* What the exercise asks
Your task is to transcribe all of the data below exactly, omitting the images.

* Material provided
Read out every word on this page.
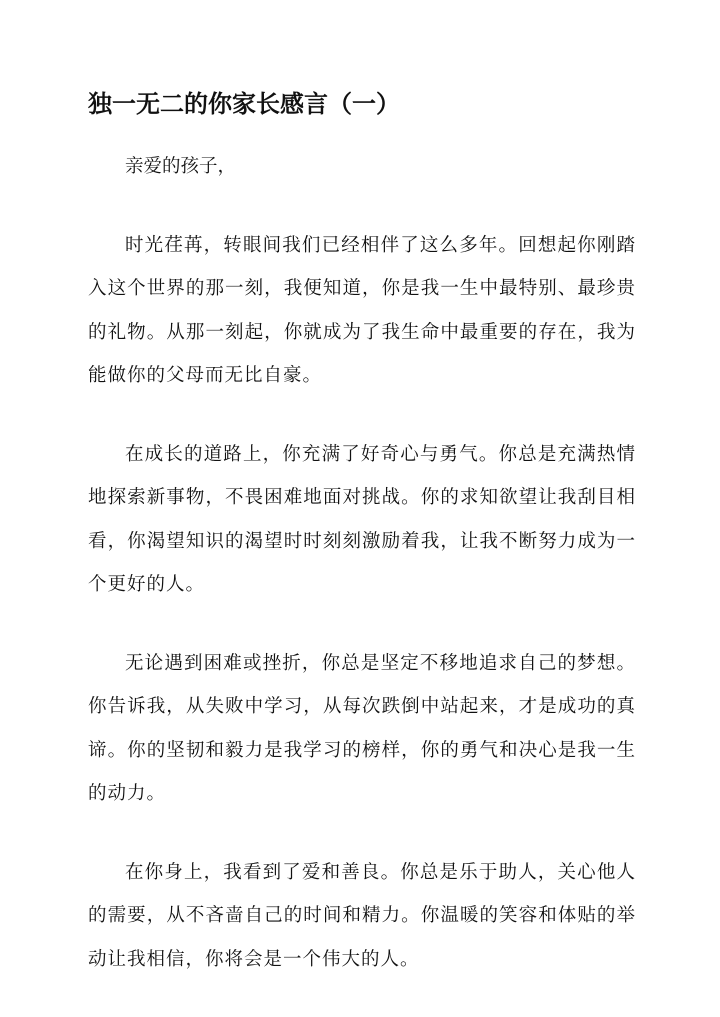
独一无二的你家长感言（一）

亲爱的孩子，

时光荏苒，转眼间我们已经相伴了这么多年。回想起你刚踏入这个世界的那一刻，我便知道，你是我一生中最特别、最珍贵的礼物。从那一刻起，你就成为了我生命中最重要的存在，我为能做你的父母而无比自豪。

在成长的道路上，你充满了好奇心与勇气。你总是充满热情地探索新事物，不畏困难地面对挑战。你的求知欲望让我刮目相看，你渴望知识的渴望时时刻刻激励着我，让我不断努力成为一个更好的人。

无论遇到困难或挫折，你总是坚定不移地追求自己的梦想。你告诉我，从失败中学习，从每次跌倒中站起来，才是成功的真谛。你的坚韧和毅力是我学习的榜样，你的勇气和决心是我一生的动力。

在你身上，我看到了爱和善良。你总是乐于助人，关心他人的需要，从不吝啬自己的时间和精力。你温暖的笑容和体贴的举动让我相信，你将会是一个伟大的人。
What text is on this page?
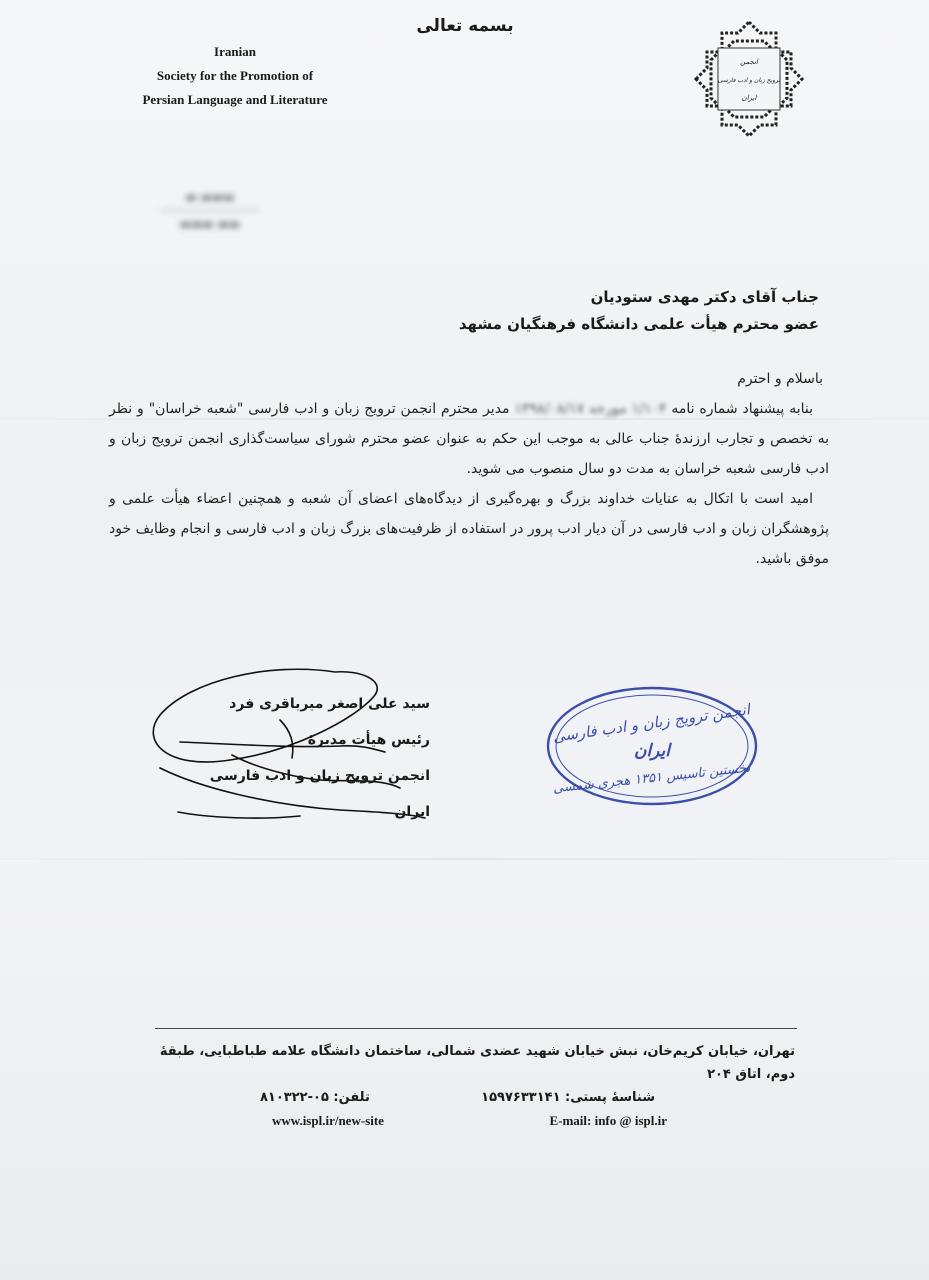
بسمه تعالی
Iranian
Society for the Promotion of
Persian Language and Literature
انجمن
ترویج زبان و ادب فارسی
ایران
▬ ▬▬▬
▬▬▬ ▬▬
جناب آقای دکتر مهدی ستودیان
عضو محترم هیأت علمی دانشگاه فرهنگیان مشهد

باسلام و احترم

بنابه پیشنهاد شماره نامه ۱/۱۰۴ مورخه ۱۳۹۸/۰۸/۱۷ مدیر محترم انجمن ترویج زبان و ادب فارسی "شعبه خراسان" و نظر به تخصص و تجارب ارزندهٔ جناب عالی به موجب این حکم به عنوان عضو محترم شورای سیاست‌گذاری انجمن ترویج زبان و ادب فارسی شعبه خراسان به مدت دو سال منصوب می شوید.

امید است با اتکال به عنایات خداوند بزرگ و بهره‌گیری از دیدگاه‌های اعضای آن شعبه و همچنین اعضاء هیأت علمی و پژوهشگران زبان و ادب فارسی در آن دیار ادب پرور در استفاده از ظرفیت‌های بزرگ زبان و ادب فارسی و انجام وظایف خود موفق باشید.

سید علی اصغر میرباقری فرد
رئیس هیأت مدیرهٔ
انجمن ترویج زبان و ادب فارسی ایران
انجمن ترویج زبان و ادب فارسی
ایران
نخستین تاسیس ۱۳۵۱ هجری شمسی
تهران، خیابان کریم‌خان، نبش خیابان شهید عضدی شمالی، ساختمان دانشگاه علامه طباطبایی، طبقهٔ دوم، اتاق ۲۰۴
تلفن: ۰۵-۸۱۰۳۲۲	شناسهٔ پستی: ۱۵۹۷۶۳۳۱۴۱
www.ispl.ir/new-site	E-mail: info @ ispl.ir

* Written reply
Read out every word on this page.
独一无二的你家长感言（一）

亲爱的孩子，

时光荏苒，转眼间我们已经相伴了这么多年。回想起你刚踏入这个世界的那一刻，我便知道，你是我一生中最特别、最珍贵的礼物。从那一刻起，你就成为了我生命中最重要的存在，我为能做你的父母而无比自豪。

在成长的道路上，你充满了好奇心与勇气。你总是充满热情地探索新事物，不畏困难地面对挑战。你的求知欲望让我刮目相看，你渴望知识的渴望时时刻刻激励着我，让我不断努力成为一个更好的人。

无论遇到困难或挫折，你总是坚定不移地追求自己的梦想。你告诉我，从失败中学习，从每次跌倒中站起来，才是成功的真谛。你的坚韧和毅力是我学习的榜样，你的勇气和决心是我一生的动力。

在你身上，我看到了爱和善良。你总是乐于助人，关心他人的需要，从不吝啬自己的时间和精力。你温暖的笑容和体贴的举动让我相信，你将会是一个伟大的人。
What text is on this page?
بسمه تعالی
Iranian
Society for the Promotion of
Persian Language and Literature
انجمن
ترویج زبان و ادب فارسی
ایران
▬ ▬▬▬
▬▬▬ ▬▬
جناب آقای دکتر مهدی ستودیان
عضو محترم هیأت علمی دانشگاه فرهنگیان مشهد

باسلام و احترم

بنابه پیشنهاد شماره نامه ۱/۱۰۴ مورخه ۱۳۹۸/۰۸/۱۷ مدیر محترم انجمن ترویج زبان و ادب فارسی "شعبه خراسان" و نظر به تخصص و تجارب ارزندهٔ جناب عالی به موجب این حکم به عنوان عضو محترم شورای سیاست‌گذاری انجمن ترویج زبان و ادب فارسی شعبه خراسان به مدت دو سال منصوب می شوید.

امید است با اتکال به عنایات خداوند بزرگ و بهره‌گیری از دیدگاه‌های اعضای آن شعبه و همچنین اعضاء هیأت علمی و پژوهشگران زبان و ادب فارسی در آن دیار ادب پرور در استفاده از ظرفیت‌های بزرگ زبان و ادب فارسی و انجام وظایف خود موفق باشید.

سید علی اصغر میرباقری فرد
رئیس هیأت مدیرهٔ
انجمن ترویج زبان و ادب فارسی ایران
انجمن ترویج زبان و ادب فارسی
ایران
نخستین تاسیس ۱۳۵۱ هجری شمسی
تهران، خیابان کریم‌خان، نبش خیابان شهید عضدی شمالی، ساختمان دانشگاه علامه طباطبایی، طبقهٔ دوم، اتاق ۲۰۴
تلفن: ۰۵-۸۱۰۳۲۲	شناسهٔ پستی: ۱۵۹۷۶۳۳۱۴۱
www.ispl.ir/new-site	E-mail: info @ ispl.ir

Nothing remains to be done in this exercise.